RECORDS SUPPLIED:
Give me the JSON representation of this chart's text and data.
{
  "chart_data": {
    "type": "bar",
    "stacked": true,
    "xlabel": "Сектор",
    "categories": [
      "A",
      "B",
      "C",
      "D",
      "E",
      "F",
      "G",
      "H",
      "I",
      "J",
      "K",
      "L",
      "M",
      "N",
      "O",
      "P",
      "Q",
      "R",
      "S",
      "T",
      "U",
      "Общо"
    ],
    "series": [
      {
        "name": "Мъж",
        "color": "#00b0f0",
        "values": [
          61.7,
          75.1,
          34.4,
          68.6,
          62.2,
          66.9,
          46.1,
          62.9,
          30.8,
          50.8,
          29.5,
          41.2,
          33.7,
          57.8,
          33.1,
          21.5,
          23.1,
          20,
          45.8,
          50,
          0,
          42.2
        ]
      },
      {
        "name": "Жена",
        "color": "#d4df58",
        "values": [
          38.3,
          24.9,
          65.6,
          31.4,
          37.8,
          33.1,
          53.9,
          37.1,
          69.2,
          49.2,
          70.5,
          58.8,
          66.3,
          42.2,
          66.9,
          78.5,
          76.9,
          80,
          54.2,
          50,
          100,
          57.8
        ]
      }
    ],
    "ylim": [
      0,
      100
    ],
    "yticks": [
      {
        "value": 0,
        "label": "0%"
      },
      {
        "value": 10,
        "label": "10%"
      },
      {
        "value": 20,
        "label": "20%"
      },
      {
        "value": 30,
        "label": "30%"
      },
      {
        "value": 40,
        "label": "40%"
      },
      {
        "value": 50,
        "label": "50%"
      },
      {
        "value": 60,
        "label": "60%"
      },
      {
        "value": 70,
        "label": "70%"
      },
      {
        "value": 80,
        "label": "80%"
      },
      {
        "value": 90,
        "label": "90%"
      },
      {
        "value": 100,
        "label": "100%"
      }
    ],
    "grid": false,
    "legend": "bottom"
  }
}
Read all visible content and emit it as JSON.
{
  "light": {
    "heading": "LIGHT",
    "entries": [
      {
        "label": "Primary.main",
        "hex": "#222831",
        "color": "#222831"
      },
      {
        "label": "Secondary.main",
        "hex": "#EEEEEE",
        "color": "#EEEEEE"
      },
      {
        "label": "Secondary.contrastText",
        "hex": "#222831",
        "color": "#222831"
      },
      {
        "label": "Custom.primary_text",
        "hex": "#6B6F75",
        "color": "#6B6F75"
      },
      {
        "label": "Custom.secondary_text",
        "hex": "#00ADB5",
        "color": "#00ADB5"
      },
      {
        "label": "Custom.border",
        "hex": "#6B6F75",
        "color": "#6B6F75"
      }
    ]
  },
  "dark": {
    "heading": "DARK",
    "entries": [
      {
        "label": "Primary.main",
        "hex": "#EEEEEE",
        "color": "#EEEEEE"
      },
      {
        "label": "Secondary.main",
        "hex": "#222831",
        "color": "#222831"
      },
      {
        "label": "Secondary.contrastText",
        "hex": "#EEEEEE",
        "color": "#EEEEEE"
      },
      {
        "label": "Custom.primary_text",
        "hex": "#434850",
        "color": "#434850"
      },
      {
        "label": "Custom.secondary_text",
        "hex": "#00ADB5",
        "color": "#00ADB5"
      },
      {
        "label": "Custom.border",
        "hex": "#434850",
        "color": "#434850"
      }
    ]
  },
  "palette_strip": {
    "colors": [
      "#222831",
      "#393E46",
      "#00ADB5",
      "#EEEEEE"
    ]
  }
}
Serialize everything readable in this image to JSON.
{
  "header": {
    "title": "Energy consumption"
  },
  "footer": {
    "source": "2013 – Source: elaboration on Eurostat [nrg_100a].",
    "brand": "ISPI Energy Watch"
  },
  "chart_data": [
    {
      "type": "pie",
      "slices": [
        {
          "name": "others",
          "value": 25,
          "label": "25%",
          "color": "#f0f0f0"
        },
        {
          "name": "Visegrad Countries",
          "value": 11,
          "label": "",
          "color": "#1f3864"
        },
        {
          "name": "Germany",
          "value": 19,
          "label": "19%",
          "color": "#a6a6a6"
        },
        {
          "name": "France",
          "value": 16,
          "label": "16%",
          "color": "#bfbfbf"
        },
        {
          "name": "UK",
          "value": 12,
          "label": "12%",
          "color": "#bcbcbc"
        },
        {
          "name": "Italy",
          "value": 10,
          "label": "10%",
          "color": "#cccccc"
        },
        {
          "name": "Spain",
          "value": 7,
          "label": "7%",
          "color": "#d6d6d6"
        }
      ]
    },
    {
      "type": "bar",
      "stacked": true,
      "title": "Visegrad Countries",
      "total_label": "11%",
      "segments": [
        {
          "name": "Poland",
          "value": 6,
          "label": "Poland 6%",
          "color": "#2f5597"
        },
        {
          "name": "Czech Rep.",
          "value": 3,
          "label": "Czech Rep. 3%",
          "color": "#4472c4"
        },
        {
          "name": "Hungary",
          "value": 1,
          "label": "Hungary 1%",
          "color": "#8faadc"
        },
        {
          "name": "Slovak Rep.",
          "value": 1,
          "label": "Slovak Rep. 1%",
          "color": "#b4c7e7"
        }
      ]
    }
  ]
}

TASK TO COMPLETE: Reproduce the full listing above, character for character.

FULL RESPONSE:
Give me the JSON representation of this chart's text and data.
{
  "chart_data": {
    "type": "bar",
    "stacked": true,
    "xlabel": "Сектор",
    "categories": [
      "A",
      "B",
      "C",
      "D",
      "E",
      "F",
      "G",
      "H",
      "I",
      "J",
      "K",
      "L",
      "M",
      "N",
      "O",
      "P",
      "Q",
      "R",
      "S",
      "T",
      "U",
      "Общо"
    ],
    "series": [
      {
        "name": "Мъж",
        "color": "#00b0f0",
        "values": [
          61.7,
          75.1,
          34.4,
          68.6,
          62.2,
          66.9,
          46.1,
          62.9,
          30.8,
          50.8,
          29.5,
          41.2,
          33.7,
          57.8,
          33.1,
          21.5,
          23.1,
          20,
          45.8,
          50,
          0,
          42.2
        ]
      },
      {
        "name": "Жена",
        "color": "#d4df58",
        "values": [
          38.3,
          24.9,
          65.6,
          31.4,
          37.8,
          33.1,
          53.9,
          37.1,
          69.2,
          49.2,
          70.5,
          58.8,
          66.3,
          42.2,
          66.9,
          78.5,
          76.9,
          80,
          54.2,
          50,
          100,
          57.8
        ]
      }
    ],
    "ylim": [
      0,
      100
    ],
    "yticks": [
      {
        "value": 0,
        "label": "0%"
      },
      {
        "value": 10,
        "label": "10%"
      },
      {
        "value": 20,
        "label": "20%"
      },
      {
        "value": 30,
        "label": "30%"
      },
      {
        "value": 40,
        "label": "40%"
      },
      {
        "value": 50,
        "label": "50%"
      },
      {
        "value": 60,
        "label": "60%"
      },
      {
        "value": 70,
        "label": "70%"
      },
      {
        "value": 80,
        "label": "80%"
      },
      {
        "value": 90,
        "label": "90%"
      },
      {
        "value": 100,
        "label": "100%"
      }
    ],
    "grid": false,
    "legend": "bottom"
  }
}
Read all visible content and emit it as JSON.
{
  "light": {
    "heading": "LIGHT",
    "entries": [
      {
        "label": "Primary.main",
        "hex": "#222831",
        "color": "#222831"
      },
      {
        "label": "Secondary.main",
        "hex": "#EEEEEE",
        "color": "#EEEEEE"
      },
      {
        "label": "Secondary.contrastText",
        "hex": "#222831",
        "color": "#222831"
      },
      {
        "label": "Custom.primary_text",
        "hex": "#6B6F75",
        "color": "#6B6F75"
      },
      {
        "label": "Custom.secondary_text",
        "hex": "#00ADB5",
        "color": "#00ADB5"
      },
      {
        "label": "Custom.border",
        "hex": "#6B6F75",
        "color": "#6B6F75"
      }
    ]
  },
  "dark": {
    "heading": "DARK",
    "entries": [
      {
        "label": "Primary.main",
        "hex": "#EEEEEE",
        "color": "#EEEEEE"
      },
      {
        "label": "Secondary.main",
        "hex": "#222831",
        "color": "#222831"
      },
      {
        "label": "Secondary.contrastText",
        "hex": "#EEEEEE",
        "color": "#EEEEEE"
      },
      {
        "label": "Custom.primary_text",
        "hex": "#434850",
        "color": "#434850"
      },
      {
        "label": "Custom.secondary_text",
        "hex": "#00ADB5",
        "color": "#00ADB5"
      },
      {
        "label": "Custom.border",
        "hex": "#434850",
        "color": "#434850"
      }
    ]
  },
  "palette_strip": {
    "colors": [
      "#222831",
      "#393E46",
      "#00ADB5",
      "#EEEEEE"
    ]
  }
}
Serialize everything readable in this image to JSON.
{
  "header": {
    "title": "Energy consumption"
  },
  "footer": {
    "source": "2013 – Source: elaboration on Eurostat [nrg_100a].",
    "brand": "ISPI Energy Watch"
  },
  "chart_data": [
    {
      "type": "pie",
      "slices": [
        {
          "name": "others",
          "value": 25,
          "label": "25%",
          "color": "#f0f0f0"
        },
        {
          "name": "Visegrad Countries",
          "value": 11,
          "label": "",
          "color": "#1f3864"
        },
        {
          "name": "Germany",
          "value": 19,
          "label": "19%",
          "color": "#a6a6a6"
        },
        {
          "name": "France",
          "value": 16,
          "label": "16%",
          "color": "#bfbfbf"
        },
        {
          "name": "UK",
          "value": 12,
          "label": "12%",
          "color": "#bcbcbc"
        },
        {
          "name": "Italy",
          "value": 10,
          "label": "10%",
          "color": "#cccccc"
        },
        {
          "name": "Spain",
          "value": 7,
          "label": "7%",
          "color": "#d6d6d6"
        }
      ]
    },
    {
      "type": "bar",
      "stacked": true,
      "title": "Visegrad Countries",
      "total_label": "11%",
      "segments": [
        {
          "name": "Poland",
          "value": 6,
          "label": "Poland 6%",
          "color": "#2f5597"
        },
        {
          "name": "Czech Rep.",
          "value": 3,
          "label": "Czech Rep. 3%",
          "color": "#4472c4"
        },
        {
          "name": "Hungary",
          "value": 1,
          "label": "Hungary 1%",
          "color": "#8faadc"
        },
        {
          "name": "Slovak Rep.",
          "value": 1,
          "label": "Slovak Rep. 1%",
          "color": "#b4c7e7"
        }
      ]
    }
  ]
}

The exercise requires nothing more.